→ **THE REQUEST**
Can all of these lines be returned exactly?

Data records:
________________________________________

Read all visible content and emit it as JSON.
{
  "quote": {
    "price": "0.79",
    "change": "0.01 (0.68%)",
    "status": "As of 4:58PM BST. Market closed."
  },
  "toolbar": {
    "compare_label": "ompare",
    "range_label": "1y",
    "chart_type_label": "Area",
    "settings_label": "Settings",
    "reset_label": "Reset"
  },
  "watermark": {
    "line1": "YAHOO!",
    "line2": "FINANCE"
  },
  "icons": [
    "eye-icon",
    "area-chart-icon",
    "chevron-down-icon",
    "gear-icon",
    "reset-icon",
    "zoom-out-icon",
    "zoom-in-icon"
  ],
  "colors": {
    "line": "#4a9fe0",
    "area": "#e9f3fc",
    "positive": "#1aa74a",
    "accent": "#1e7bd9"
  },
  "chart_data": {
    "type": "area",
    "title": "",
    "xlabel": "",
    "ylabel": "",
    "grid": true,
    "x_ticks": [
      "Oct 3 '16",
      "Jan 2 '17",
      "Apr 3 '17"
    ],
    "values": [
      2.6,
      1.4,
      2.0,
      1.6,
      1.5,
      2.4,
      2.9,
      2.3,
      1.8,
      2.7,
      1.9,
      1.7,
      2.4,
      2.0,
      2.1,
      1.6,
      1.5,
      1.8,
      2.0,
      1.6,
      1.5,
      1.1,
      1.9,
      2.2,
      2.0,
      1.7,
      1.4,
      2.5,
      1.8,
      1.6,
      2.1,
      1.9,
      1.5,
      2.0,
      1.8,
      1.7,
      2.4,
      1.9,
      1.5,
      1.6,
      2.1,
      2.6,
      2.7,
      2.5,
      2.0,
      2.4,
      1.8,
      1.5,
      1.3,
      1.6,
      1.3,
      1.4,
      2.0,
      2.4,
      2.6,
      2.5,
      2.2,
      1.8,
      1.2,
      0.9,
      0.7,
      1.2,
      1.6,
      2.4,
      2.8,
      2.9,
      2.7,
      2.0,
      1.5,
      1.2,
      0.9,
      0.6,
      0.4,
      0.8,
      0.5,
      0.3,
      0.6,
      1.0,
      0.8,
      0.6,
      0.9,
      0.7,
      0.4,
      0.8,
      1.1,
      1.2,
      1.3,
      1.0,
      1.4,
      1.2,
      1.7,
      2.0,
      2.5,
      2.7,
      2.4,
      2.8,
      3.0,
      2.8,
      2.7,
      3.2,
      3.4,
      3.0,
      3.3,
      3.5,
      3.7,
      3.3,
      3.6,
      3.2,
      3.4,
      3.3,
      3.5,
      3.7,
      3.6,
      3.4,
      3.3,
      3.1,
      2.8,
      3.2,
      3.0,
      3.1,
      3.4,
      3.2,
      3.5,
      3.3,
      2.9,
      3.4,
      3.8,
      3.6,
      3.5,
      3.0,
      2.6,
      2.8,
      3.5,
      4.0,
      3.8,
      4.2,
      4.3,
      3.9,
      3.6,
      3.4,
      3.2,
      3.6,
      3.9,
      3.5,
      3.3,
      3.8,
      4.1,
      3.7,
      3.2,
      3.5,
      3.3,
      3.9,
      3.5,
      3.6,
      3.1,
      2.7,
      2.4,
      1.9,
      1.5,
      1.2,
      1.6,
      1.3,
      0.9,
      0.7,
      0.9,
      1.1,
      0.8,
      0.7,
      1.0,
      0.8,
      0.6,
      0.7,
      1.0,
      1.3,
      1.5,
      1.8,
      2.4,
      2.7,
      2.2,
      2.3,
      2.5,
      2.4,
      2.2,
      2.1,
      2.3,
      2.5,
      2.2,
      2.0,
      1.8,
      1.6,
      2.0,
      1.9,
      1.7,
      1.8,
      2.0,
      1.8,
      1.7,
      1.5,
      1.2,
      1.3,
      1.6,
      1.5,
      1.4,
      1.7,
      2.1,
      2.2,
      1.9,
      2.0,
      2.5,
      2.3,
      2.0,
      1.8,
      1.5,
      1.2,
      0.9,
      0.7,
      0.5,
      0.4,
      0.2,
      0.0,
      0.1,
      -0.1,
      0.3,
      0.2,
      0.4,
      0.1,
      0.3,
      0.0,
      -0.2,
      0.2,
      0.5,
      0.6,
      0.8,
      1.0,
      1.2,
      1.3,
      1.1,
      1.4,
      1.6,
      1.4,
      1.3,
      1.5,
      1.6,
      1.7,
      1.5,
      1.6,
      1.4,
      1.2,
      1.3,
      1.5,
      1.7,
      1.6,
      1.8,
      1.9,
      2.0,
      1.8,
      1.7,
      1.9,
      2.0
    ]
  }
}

________________________________________

→ **EXERCISE RESULT**
Read all visible content and emit it as JSON.
{
  "quote": {
    "price": "0.79",
    "change": "0.01 (0.68%)",
    "status": "As of 4:58PM BST. Market closed."
  },
  "toolbar": {
    "compare_label": "ompare",
    "range_label": "1y",
    "chart_type_label": "Area",
    "settings_label": "Settings",
    "reset_label": "Reset"
  },
  "watermark": {
    "line1": "YAHOO!",
    "line2": "FINANCE"
  },
  "icons": [
    "eye-icon",
    "area-chart-icon",
    "chevron-down-icon",
    "gear-icon",
    "reset-icon",
    "zoom-out-icon",
    "zoom-in-icon"
  ],
  "colors": {
    "line": "#4a9fe0",
    "area": "#e9f3fc",
    "positive": "#1aa74a",
    "accent": "#1e7bd9"
  },
  "chart_data": {
    "type": "area",
    "title": "",
    "xlabel": "",
    "ylabel": "",
    "grid": true,
    "x_ticks": [
      "Oct 3 '16",
      "Jan 2 '17",
      "Apr 3 '17"
    ],
    "values": [
      2.6,
      1.4,
      2.0,
      1.6,
      1.5,
      2.4,
      2.9,
      2.3,
      1.8,
      2.7,
      1.9,
      1.7,
      2.4,
      2.0,
      2.1,
      1.6,
      1.5,
      1.8,
      2.0,
      1.6,
      1.5,
      1.1,
      1.9,
      2.2,
      2.0,
      1.7,
      1.4,
      2.5,
      1.8,
      1.6,
      2.1,
      1.9,
      1.5,
      2.0,
      1.8,
      1.7,
      2.4,
      1.9,
      1.5,
      1.6,
      2.1,
      2.6,
      2.7,
      2.5,
      2.0,
      2.4,
      1.8,
      1.5,
      1.3,
      1.6,
      1.3,
      1.4,
      2.0,
      2.4,
      2.6,
      2.5,
      2.2,
      1.8,
      1.2,
      0.9,
      0.7,
      1.2,
      1.6,
      2.4,
      2.8,
      2.9,
      2.7,
      2.0,
      1.5,
      1.2,
      0.9,
      0.6,
      0.4,
      0.8,
      0.5,
      0.3,
      0.6,
      1.0,
      0.8,
      0.6,
      0.9,
      0.7,
      0.4,
      0.8,
      1.1,
      1.2,
      1.3,
      1.0,
      1.4,
      1.2,
      1.7,
      2.0,
      2.5,
      2.7,
      2.4,
      2.8,
      3.0,
      2.8,
      2.7,
      3.2,
      3.4,
      3.0,
      3.3,
      3.5,
      3.7,
      3.3,
      3.6,
      3.2,
      3.4,
      3.3,
      3.5,
      3.7,
      3.6,
      3.4,
      3.3,
      3.1,
      2.8,
      3.2,
      3.0,
      3.1,
      3.4,
      3.2,
      3.5,
      3.3,
      2.9,
      3.4,
      3.8,
      3.6,
      3.5,
      3.0,
      2.6,
      2.8,
      3.5,
      4.0,
      3.8,
      4.2,
      4.3,
      3.9,
      3.6,
      3.4,
      3.2,
      3.6,
      3.9,
      3.5,
      3.3,
      3.8,
      4.1,
      3.7,
      3.2,
      3.5,
      3.3,
      3.9,
      3.5,
      3.6,
      3.1,
      2.7,
      2.4,
      1.9,
      1.5,
      1.2,
      1.6,
      1.3,
      0.9,
      0.7,
      0.9,
      1.1,
      0.8,
      0.7,
      1.0,
      0.8,
      0.6,
      0.7,
      1.0,
      1.3,
      1.5,
      1.8,
      2.4,
      2.7,
      2.2,
      2.3,
      2.5,
      2.4,
      2.2,
      2.1,
      2.3,
      2.5,
      2.2,
      2.0,
      1.8,
      1.6,
      2.0,
      1.9,
      1.7,
      1.8,
      2.0,
      1.8,
      1.7,
      1.5,
      1.2,
      1.3,
      1.6,
      1.5,
      1.4,
      1.7,
      2.1,
      2.2,
      1.9,
      2.0,
      2.5,
      2.3,
      2.0,
      1.8,
      1.5,
      1.2,
      0.9,
      0.7,
      0.5,
      0.4,
      0.2,
      0.0,
      0.1,
      -0.1,
      0.3,
      0.2,
      0.4,
      0.1,
      0.3,
      0.0,
      -0.2,
      0.2,
      0.5,
      0.6,
      0.8,
      1.0,
      1.2,
      1.3,
      1.1,
      1.4,
      1.6,
      1.4,
      1.3,
      1.5,
      1.6,
      1.7,
      1.5,
      1.6,
      1.4,
      1.2,
      1.3,
      1.5,
      1.7,
      1.6,
      1.8,
      1.9,
      2.0,
      1.8,
      1.7,
      1.9,
      2.0
    ]
  }
}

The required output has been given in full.